Rows from a dataset
######

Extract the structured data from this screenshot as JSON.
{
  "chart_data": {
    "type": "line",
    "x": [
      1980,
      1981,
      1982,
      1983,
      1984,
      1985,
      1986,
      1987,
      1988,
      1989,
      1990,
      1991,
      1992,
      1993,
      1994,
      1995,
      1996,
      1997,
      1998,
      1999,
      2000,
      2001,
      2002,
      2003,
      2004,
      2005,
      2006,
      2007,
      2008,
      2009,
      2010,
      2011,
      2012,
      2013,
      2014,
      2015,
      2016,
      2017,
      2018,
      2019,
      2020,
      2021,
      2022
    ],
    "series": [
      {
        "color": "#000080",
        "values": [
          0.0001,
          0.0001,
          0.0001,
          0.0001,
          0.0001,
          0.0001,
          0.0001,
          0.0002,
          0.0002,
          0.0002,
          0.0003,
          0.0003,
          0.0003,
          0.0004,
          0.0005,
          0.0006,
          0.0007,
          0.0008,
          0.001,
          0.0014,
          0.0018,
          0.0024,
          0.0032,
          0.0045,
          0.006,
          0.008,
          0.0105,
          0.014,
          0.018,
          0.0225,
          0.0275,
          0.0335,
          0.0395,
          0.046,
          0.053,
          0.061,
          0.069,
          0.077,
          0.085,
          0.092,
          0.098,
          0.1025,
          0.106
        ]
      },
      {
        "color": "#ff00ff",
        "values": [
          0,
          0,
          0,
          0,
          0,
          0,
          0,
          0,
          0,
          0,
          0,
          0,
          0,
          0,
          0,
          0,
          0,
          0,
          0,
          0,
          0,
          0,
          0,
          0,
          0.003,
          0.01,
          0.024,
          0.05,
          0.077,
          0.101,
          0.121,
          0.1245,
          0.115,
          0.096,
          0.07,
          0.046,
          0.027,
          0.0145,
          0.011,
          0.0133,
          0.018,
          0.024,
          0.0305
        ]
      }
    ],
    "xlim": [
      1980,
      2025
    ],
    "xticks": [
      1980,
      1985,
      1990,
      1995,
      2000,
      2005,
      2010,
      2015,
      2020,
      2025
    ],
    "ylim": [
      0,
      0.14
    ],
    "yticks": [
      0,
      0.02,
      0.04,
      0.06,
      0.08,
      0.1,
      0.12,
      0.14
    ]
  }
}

######

• Task instructions:
Reproduce each record shown above without altering a single word.

• Solution for this exercise:
Extract the structured data from this screenshot as JSON.
{
  "chart_data": {
    "type": "line",
    "x": [
      1980,
      1981,
      1982,
      1983,
      1984,
      1985,
      1986,
      1987,
      1988,
      1989,
      1990,
      1991,
      1992,
      1993,
      1994,
      1995,
      1996,
      1997,
      1998,
      1999,
      2000,
      2001,
      2002,
      2003,
      2004,
      2005,
      2006,
      2007,
      2008,
      2009,
      2010,
      2011,
      2012,
      2013,
      2014,
      2015,
      2016,
      2017,
      2018,
      2019,
      2020,
      2021,
      2022
    ],
    "series": [
      {
        "color": "#000080",
        "values": [
          0.0001,
          0.0001,
          0.0001,
          0.0001,
          0.0001,
          0.0001,
          0.0001,
          0.0002,
          0.0002,
          0.0002,
          0.0003,
          0.0003,
          0.0003,
          0.0004,
          0.0005,
          0.0006,
          0.0007,
          0.0008,
          0.001,
          0.0014,
          0.0018,
          0.0024,
          0.0032,
          0.0045,
          0.006,
          0.008,
          0.0105,
          0.014,
          0.018,
          0.0225,
          0.0275,
          0.0335,
          0.0395,
          0.046,
          0.053,
          0.061,
          0.069,
          0.077,
          0.085,
          0.092,
          0.098,
          0.1025,
          0.106
        ]
      },
      {
        "color": "#ff00ff",
        "values": [
          0,
          0,
          0,
          0,
          0,
          0,
          0,
          0,
          0,
          0,
          0,
          0,
          0,
          0,
          0,
          0,
          0,
          0,
          0,
          0,
          0,
          0,
          0,
          0,
          0.003,
          0.01,
          0.024,
          0.05,
          0.077,
          0.101,
          0.121,
          0.1245,
          0.115,
          0.096,
          0.07,
          0.046,
          0.027,
          0.0145,
          0.011,
          0.0133,
          0.018,
          0.024,
          0.0305
        ]
      }
    ],
    "xlim": [
      1980,
      2025
    ],
    "xticks": [
      1980,
      1985,
      1990,
      1995,
      2000,
      2005,
      2010,
      2015,
      2020,
      2025
    ],
    "ylim": [
      0,
      0.14
    ],
    "yticks": [
      0,
      0.02,
      0.04,
      0.06,
      0.08,
      0.1,
      0.12,
      0.14
    ]
  }
}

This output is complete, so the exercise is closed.